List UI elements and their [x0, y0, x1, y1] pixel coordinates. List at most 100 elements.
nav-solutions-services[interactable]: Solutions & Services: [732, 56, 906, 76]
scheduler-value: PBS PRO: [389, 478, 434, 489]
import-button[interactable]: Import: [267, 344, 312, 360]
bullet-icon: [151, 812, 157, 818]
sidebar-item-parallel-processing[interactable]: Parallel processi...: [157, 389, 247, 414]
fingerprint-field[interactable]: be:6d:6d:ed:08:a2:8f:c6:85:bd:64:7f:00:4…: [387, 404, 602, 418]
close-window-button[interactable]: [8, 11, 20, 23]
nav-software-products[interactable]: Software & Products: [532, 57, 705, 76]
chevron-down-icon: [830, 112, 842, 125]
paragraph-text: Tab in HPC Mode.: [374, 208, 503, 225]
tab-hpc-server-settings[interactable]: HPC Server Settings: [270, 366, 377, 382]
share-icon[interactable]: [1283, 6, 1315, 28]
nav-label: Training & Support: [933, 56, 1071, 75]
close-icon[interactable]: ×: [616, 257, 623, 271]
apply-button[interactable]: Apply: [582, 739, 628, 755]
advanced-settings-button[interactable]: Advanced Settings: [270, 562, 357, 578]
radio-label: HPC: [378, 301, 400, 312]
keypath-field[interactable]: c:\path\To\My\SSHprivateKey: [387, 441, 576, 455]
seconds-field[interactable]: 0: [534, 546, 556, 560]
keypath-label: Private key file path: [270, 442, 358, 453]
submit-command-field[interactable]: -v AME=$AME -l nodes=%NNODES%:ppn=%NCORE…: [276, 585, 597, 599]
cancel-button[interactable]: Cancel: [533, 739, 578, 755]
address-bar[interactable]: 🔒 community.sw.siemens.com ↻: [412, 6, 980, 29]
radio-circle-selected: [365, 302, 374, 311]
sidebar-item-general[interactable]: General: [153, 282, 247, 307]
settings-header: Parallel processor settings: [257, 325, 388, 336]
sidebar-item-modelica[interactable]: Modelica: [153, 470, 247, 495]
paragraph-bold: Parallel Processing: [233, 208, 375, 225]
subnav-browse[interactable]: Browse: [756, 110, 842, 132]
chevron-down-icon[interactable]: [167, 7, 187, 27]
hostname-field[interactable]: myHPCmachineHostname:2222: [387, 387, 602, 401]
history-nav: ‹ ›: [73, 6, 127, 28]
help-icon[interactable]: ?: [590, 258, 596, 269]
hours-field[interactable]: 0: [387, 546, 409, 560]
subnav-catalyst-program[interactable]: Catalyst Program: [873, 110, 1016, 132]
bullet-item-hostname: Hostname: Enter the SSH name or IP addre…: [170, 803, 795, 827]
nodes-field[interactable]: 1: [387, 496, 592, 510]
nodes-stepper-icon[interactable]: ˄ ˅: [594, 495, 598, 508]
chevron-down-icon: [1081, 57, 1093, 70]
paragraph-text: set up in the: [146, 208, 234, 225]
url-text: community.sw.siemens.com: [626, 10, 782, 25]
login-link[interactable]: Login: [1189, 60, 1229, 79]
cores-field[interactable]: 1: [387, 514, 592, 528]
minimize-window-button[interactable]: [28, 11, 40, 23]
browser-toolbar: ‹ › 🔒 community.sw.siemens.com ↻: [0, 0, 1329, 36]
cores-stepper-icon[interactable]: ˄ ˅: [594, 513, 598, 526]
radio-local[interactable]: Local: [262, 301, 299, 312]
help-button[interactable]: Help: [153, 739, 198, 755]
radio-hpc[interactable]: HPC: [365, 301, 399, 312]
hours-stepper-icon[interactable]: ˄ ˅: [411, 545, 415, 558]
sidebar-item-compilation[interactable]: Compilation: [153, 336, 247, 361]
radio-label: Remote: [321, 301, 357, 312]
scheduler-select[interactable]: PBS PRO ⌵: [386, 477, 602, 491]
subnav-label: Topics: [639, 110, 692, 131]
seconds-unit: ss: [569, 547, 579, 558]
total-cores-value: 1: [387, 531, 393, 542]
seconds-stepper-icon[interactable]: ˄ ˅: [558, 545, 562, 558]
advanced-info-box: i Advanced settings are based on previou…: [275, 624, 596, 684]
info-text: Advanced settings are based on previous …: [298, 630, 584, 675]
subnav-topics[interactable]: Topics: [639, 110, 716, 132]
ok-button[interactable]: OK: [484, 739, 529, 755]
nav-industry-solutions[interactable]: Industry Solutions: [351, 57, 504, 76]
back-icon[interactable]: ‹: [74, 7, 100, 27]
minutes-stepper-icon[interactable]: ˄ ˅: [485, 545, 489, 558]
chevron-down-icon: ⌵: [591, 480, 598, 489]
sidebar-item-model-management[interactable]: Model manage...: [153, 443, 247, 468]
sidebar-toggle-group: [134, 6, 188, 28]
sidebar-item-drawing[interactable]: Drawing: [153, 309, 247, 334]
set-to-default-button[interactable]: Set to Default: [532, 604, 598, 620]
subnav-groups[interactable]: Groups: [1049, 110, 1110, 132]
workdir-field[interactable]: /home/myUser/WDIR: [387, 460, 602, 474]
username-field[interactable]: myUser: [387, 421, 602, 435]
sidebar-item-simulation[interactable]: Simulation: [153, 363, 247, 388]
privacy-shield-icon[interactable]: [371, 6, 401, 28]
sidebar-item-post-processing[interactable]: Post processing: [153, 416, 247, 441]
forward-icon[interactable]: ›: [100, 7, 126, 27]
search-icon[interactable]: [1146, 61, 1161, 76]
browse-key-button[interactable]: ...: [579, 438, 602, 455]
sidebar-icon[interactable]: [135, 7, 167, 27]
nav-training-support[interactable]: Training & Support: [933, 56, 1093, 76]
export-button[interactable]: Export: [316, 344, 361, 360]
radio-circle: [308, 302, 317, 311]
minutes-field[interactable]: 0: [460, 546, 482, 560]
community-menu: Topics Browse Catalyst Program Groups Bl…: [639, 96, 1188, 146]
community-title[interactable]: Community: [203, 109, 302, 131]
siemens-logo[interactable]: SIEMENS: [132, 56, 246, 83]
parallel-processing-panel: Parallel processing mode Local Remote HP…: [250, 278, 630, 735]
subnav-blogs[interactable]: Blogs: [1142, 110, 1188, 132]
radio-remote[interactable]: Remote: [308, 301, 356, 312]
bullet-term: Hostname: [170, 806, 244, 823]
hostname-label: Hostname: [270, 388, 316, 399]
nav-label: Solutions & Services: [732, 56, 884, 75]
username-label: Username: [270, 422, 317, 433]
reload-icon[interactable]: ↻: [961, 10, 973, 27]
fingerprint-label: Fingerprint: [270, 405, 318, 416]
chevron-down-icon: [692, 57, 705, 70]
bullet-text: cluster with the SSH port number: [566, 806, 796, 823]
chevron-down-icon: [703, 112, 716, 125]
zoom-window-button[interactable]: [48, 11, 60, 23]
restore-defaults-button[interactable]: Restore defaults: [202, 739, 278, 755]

=-=-=-=-=

EXERCISE TASK – How many of the lines above contain the string "Topics"? Reply with the number alone.

RESPONSE TO THE EXERCISE – 3